[EXCERPT TO READ — start]
I don’t. It’s been a couple of bad pain days – non stop rainy days. My leg is killing me. And the worst part is? The part with the major arthritis doesn’t hurt that much – it’s the muscle pain. That’s the pain that cripples me and leaves me near tears. I don’t know what to say after that.
I talk about it and people just kinda calm up. I get it. I don’t know what I would say if the shoe was on the other foot. Did I say that right?
Sitting here I hear my kids downstairs with my husband talking and laughing and I get mad. Oh wait – forgot to say I’m in bed. Stood too long on my leg. I’m waiting for the pain meds to kick in. Makes me mad. I’m missing that time with them.
But I know God has a plan.
Like what I learned today: I like control. I know. I know. We’ve only talked about that about 3000000 times – but I’m hard headed.
I was talking to my husband about a completely different topic and as I was thinking about it? it hit me how much it applies to this . Bear with me as I explain.
I always feel like I have to do everything – cause apparently I’m the only one that can. (Insert hard eye roll here) but I need to stop trying to be in everything. Sometimes? I need to let other people do stuff too.
[EXCERPT TO READ — finish]
**ACTIVITY:** Rewrite the post about pain days from "I was talking" through "do stuff too.", swapping "husband" for "partner".
[DATASET ENTRIES — start]
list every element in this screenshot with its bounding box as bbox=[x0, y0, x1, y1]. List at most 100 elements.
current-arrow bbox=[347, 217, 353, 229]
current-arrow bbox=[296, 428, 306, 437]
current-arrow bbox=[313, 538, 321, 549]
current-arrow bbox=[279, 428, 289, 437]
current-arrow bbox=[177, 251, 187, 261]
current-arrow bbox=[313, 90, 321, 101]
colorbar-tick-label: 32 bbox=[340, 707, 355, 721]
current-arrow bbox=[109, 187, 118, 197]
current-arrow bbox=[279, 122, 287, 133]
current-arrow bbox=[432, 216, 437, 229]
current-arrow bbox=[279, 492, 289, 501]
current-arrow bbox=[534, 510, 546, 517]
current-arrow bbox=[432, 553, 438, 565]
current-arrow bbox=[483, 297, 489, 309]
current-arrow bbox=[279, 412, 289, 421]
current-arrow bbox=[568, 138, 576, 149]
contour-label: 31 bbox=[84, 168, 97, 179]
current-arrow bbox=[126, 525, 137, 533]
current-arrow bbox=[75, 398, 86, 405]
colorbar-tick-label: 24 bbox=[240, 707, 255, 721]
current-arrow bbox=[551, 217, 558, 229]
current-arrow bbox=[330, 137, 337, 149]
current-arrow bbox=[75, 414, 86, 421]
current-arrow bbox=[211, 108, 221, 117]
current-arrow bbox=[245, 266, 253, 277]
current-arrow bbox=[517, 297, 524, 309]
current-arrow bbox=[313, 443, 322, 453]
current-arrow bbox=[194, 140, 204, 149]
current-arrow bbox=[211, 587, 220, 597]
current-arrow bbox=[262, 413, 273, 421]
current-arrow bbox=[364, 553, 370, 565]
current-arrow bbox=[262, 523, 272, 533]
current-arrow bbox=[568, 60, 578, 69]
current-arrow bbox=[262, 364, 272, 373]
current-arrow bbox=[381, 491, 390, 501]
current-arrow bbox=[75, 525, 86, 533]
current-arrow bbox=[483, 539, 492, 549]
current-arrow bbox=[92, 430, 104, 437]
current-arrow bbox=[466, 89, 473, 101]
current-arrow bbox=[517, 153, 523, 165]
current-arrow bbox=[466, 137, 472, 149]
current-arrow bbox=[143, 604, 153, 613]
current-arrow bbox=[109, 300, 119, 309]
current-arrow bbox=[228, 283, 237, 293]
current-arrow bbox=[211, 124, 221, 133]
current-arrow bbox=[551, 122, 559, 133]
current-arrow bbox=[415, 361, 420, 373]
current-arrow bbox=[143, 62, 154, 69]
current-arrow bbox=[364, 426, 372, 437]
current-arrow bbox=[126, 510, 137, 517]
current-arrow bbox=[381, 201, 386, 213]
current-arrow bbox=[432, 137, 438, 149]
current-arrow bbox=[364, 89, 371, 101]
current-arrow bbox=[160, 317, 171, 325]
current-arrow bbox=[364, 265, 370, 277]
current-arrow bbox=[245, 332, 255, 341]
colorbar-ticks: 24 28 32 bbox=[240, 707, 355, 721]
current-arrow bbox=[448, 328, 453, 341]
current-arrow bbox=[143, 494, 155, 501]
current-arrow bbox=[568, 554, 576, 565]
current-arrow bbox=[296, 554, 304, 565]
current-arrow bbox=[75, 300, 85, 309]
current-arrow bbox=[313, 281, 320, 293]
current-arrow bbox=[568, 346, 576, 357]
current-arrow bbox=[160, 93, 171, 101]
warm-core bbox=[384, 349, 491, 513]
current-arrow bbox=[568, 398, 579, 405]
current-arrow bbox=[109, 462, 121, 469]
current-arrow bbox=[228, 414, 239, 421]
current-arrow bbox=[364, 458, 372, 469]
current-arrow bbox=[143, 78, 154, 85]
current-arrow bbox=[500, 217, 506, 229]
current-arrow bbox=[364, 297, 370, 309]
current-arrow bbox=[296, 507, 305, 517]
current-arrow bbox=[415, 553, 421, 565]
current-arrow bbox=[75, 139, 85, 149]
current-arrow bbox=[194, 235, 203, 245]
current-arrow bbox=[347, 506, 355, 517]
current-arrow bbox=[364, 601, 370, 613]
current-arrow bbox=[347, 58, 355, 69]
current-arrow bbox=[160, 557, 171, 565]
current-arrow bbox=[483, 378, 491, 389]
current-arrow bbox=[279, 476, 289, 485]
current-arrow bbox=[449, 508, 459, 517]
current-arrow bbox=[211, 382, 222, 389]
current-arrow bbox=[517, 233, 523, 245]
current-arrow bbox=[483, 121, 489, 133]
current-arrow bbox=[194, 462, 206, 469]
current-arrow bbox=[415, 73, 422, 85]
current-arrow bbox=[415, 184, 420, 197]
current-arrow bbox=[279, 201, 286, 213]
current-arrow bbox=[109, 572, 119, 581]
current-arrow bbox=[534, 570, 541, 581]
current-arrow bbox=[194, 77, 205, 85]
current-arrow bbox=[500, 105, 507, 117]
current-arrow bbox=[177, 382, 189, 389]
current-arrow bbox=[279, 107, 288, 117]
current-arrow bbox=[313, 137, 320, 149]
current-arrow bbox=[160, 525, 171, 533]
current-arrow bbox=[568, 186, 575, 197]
[DATASET ENTRIES — finish]
**ANSWER TO THE PROBLEM:**
I was talking to my partner about a completely different topic and as I was thinking about it? it hit me how much it applies to this . Bear with me as I explain.
I always feel like I have to do everything – cause apparently I’m the only one that can. (Insert hard eye roll here) but I need to stop trying to be in everything. Sometimes? I need to let other people do stuff too.